── Document ──

West
Africa may be grabbing the lion's share of international exploration
interest, but here's a message for the industry:
The other
side of the Atlantic Ocean looks pretty good, too.
In fact,
Central America, South America and the Caribbean are poised to be
hydrocarbon success stories. According to the U.S. Geological Survey's
2000 World Petroleum Assessment, the region ranks third in the world
for undiscovered oil and gas resources, behind the Middle East and
the former Soviet Union.
Specifically,
the USGS estimates mean totals of 105 billion barrels of oil and
487 trillion cubic feet of gas of undiscovered resource in the region.
Not surprisingly,
the greatest potential for giant oil and gas fields lies in the
offshore basins along the Atlantic margin of eastern South America,
from the Santos Basin in the south to the Guyana-Suriname Basin
in the north.
The potential
for giant fields is mainly offshore in water depths to 3,600 meters.
In addition,
the basins of northern South America around Trinidad and Barbados
as well as Venezuela are estimated to contain significant undiscovered
natural gas resources, as are some of the Andean-related basins.
That all
is according to Christopher Schenk, a USGS geologist who reported
on the agency's findings at last fall’s AAPG International
Conference and Exhibition in Barcelona. His paper was titled "Assessment
of Undiscovered Oil and Gas Resources in Central America, South
America and the Caribbean."
The USGS
studied 23 basins in Central and South America and the Caribbean
area. In each basin scientists geologically:
- Defined total petroleum
systems.
- Defined assessment
units within total petroleum systems.
- Assessed the volumes
of undiscovered conventional oil and gas in each assessment unit.
The USGS
defined 28 total petroleum systems and 55 assessment units in the
basins.

───

• [Written problem]:
Copy word for word everything in the article on undiscovered oil and gas, from "The potential" down to "the Andean-related basins.". The records play no part in this work.

── Records provided ──

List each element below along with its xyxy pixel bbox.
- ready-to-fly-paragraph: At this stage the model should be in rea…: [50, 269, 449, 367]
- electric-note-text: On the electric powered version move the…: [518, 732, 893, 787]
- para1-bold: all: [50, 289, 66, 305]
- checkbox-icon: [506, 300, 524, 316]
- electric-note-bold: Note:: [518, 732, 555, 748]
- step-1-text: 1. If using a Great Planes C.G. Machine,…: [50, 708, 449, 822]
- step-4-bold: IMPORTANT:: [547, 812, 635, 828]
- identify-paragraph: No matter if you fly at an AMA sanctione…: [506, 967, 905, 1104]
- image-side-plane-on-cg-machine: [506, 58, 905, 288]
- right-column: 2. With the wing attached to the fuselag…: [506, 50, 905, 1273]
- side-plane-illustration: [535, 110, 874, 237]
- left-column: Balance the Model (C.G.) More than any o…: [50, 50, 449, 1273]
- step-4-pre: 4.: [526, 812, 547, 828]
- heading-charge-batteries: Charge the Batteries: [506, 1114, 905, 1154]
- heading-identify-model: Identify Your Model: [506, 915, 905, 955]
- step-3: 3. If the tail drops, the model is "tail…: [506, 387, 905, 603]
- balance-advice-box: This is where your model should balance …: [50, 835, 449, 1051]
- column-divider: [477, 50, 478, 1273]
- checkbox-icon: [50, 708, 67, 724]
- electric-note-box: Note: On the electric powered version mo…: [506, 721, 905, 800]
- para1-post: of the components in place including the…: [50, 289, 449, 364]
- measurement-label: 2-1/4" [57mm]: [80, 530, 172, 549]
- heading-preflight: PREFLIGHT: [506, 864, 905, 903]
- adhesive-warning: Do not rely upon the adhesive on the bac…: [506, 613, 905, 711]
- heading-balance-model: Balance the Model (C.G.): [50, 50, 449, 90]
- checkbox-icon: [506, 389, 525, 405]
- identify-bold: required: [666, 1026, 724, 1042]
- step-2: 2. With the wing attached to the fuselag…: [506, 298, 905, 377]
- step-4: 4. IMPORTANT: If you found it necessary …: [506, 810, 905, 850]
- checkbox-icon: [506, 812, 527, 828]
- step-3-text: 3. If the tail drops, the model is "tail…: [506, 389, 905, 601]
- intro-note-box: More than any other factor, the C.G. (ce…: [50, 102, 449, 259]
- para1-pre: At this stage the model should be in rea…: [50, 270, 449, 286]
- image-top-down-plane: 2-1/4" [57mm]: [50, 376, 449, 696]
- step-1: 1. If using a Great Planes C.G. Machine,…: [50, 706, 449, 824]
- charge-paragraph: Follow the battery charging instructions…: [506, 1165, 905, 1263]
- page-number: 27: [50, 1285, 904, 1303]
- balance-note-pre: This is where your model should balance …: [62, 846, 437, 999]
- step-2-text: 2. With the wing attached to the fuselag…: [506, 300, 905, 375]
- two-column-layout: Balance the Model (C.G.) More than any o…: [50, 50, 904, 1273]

───

• [Response for this exercise]:
The potential
for giant fields is mainly offshore in water depths to 3,600 meters.
In addition,
the basins of northern South America around Trinidad and Barbados
as well as Venezuela are estimated to contain significant undiscovered
natural gas resources, as are some of the Andean-related basins.